■ Work to be completed ■
Copy each line below in which the string "systems" occurs.

■ Material for this task ■

▼▼▼

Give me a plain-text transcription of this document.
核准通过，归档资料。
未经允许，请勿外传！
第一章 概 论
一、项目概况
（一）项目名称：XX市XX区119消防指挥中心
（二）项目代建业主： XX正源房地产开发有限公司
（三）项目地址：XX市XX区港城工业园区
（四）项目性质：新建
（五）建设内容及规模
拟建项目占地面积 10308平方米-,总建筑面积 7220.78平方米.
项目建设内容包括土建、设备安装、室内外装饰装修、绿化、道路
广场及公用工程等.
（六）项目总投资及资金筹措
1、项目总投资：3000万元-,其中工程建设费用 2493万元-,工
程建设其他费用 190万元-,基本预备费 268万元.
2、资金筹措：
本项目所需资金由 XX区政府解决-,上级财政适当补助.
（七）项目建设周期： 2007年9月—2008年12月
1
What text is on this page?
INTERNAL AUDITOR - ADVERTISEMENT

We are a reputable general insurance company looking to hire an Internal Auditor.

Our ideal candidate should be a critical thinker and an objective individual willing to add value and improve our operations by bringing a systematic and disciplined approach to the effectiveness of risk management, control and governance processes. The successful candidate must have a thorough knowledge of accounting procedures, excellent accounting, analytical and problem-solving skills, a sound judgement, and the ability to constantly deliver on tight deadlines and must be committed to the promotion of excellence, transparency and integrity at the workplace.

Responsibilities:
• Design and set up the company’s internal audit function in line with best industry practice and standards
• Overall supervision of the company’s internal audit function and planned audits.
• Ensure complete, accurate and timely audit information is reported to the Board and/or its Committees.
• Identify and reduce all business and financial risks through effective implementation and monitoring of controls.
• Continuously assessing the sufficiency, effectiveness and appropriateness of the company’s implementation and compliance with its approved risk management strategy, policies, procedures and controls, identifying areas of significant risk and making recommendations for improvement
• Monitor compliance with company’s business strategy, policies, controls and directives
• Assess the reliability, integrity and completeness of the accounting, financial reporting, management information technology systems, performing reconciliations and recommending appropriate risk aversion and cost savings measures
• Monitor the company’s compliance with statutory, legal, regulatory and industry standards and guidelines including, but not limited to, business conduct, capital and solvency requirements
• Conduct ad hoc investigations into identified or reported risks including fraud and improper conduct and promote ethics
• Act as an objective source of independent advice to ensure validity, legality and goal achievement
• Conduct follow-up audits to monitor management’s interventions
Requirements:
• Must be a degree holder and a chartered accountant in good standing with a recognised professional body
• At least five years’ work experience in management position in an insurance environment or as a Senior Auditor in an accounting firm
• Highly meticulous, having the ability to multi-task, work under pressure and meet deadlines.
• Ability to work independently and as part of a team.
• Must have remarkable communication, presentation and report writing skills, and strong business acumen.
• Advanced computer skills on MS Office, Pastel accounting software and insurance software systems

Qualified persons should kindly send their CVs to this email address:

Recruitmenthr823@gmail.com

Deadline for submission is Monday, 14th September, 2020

▲▲▲

■ Problem solution ■
• Assess the reliability, integrity and completeness of the accounting, financial reporting, management information technology systems, performing reconciliations and recommending appropriate risk aversion and cost savings measures
• Advanced computer skills on MS Office, Pastel accounting software and insurance software systems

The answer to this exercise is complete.